(Dataset items)
┄┄┄┄┄┄┄┄┄┄┄┄┄┄┄┄┄┄┄┄
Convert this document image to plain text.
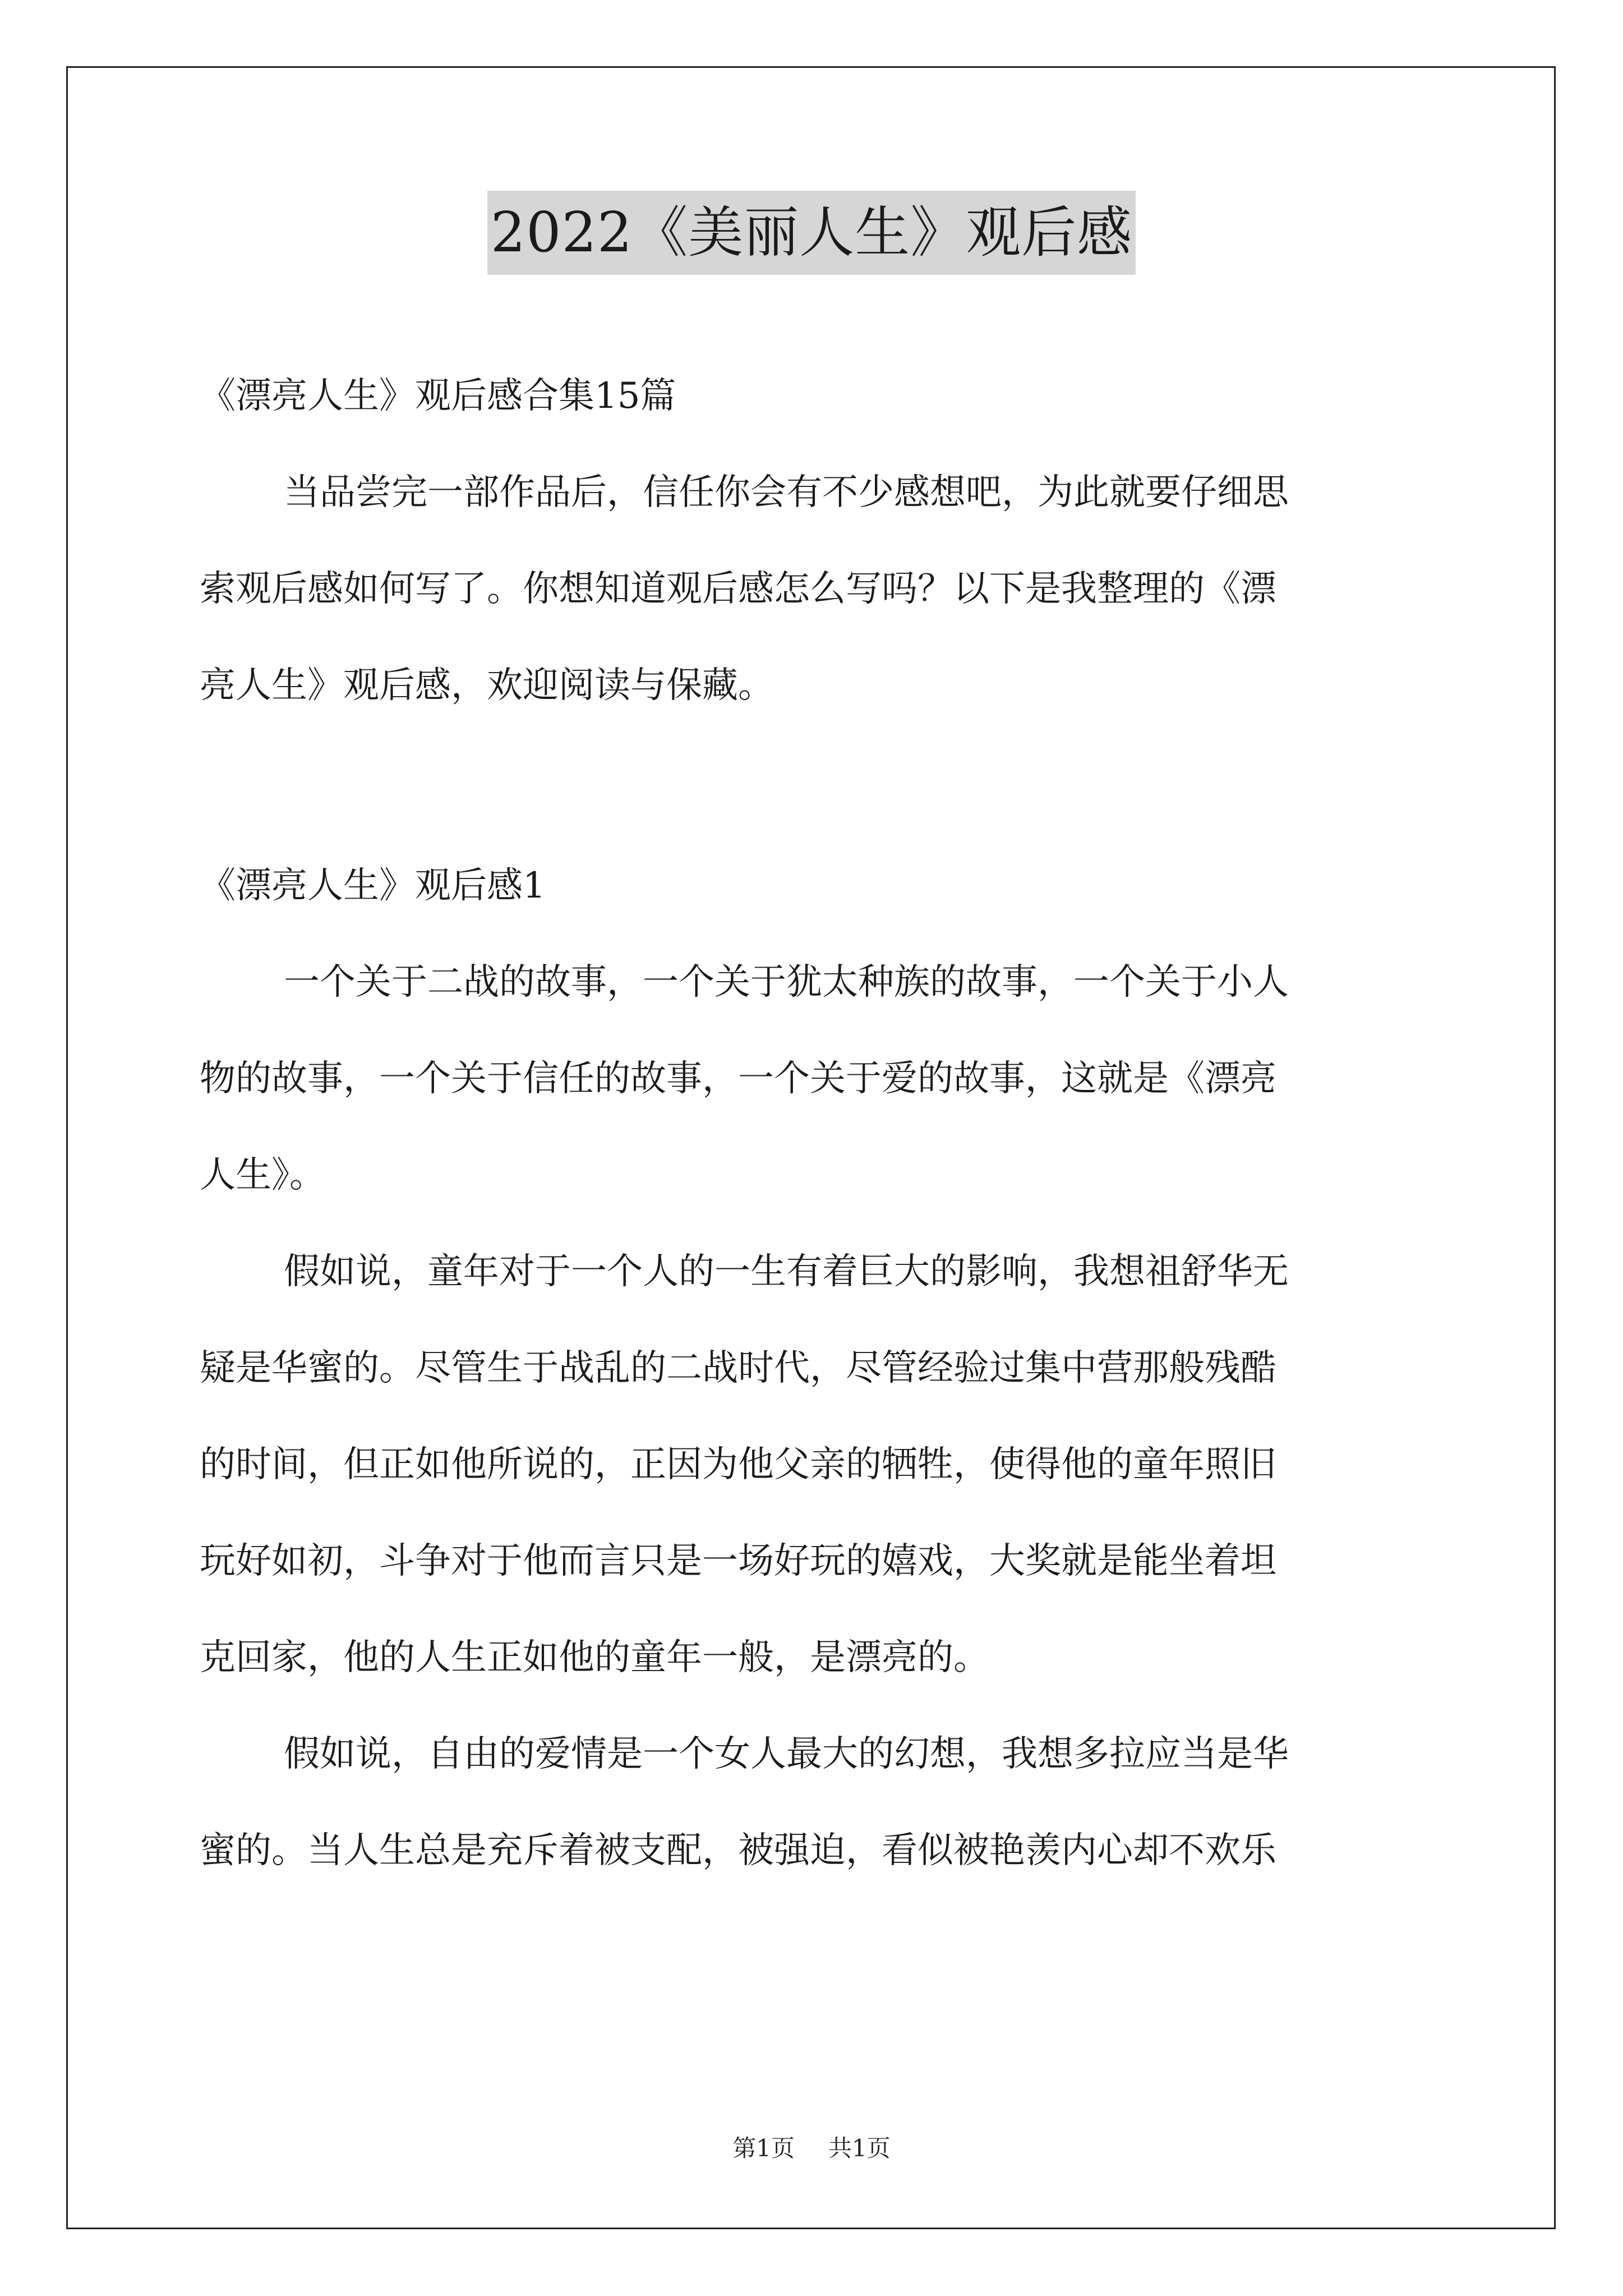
2022《美丽人生》观后感
《漂亮人生》观后感合集15篇
当品尝完一部作品后，信任你会有不少感想吧，为此就要仔细思
索观后感如何写了。你想知道观后感怎么写吗？以下是我整理的《漂
亮人生》观后感，欢迎阅读与保藏。
《漂亮人生》观后感1
一个关于二战的故事，一个关于犹太种族的故事，一个关于小人
物的故事，一个关于信任的故事，一个关于爱的故事，这就是《漂亮
人生》。
假如说，童年对于一个人的一生有着巨大的影响，我想祖舒华无
疑是华蜜的。尽管生于战乱的二战时代，尽管经验过集中营那般残酷
的时间，但正如他所说的，正因为他父亲的牺牲，使得他的童年照旧
玩好如初，斗争对于他而言只是一场好玩的嬉戏，大奖就是能坐着坦
克回家，他的人生正如他的童年一般，是漂亮的。
假如说，自由的爱情是一个女人最大的幻想，我想多拉应当是华
蜜的。当人生总是充斥着被支配，被强迫，看似被艳羡内心却不欢乐
第1页 共1页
┄┄┄┄┄┄┄┄┄┄┄┄┄┄┄┄┄┄┄┄
> **Written task**:
The listing above must be printed again exactly, minus its pictures.

> **Answer to the task**:
Convert this document image to plain text.
2022《美丽人生》观后感
《漂亮人生》观后感合集15篇
当品尝完一部作品后，信任你会有不少感想吧，为此就要仔细思
索观后感如何写了。你想知道观后感怎么写吗？以下是我整理的《漂
亮人生》观后感，欢迎阅读与保藏。
《漂亮人生》观后感1
一个关于二战的故事，一个关于犹太种族的故事，一个关于小人
物的故事，一个关于信任的故事，一个关于爱的故事，这就是《漂亮
人生》。
假如说，童年对于一个人的一生有着巨大的影响，我想祖舒华无
疑是华蜜的。尽管生于战乱的二战时代，尽管经验过集中营那般残酷
的时间，但正如他所说的，正因为他父亲的牺牲，使得他的童年照旧
玩好如初，斗争对于他而言只是一场好玩的嬉戏，大奖就是能坐着坦
克回家，他的人生正如他的童年一般，是漂亮的。
假如说，自由的爱情是一个女人最大的幻想，我想多拉应当是华
蜜的。当人生总是充斥着被支配，被强迫，看似被艳羡内心却不欢乐
第1页 共1页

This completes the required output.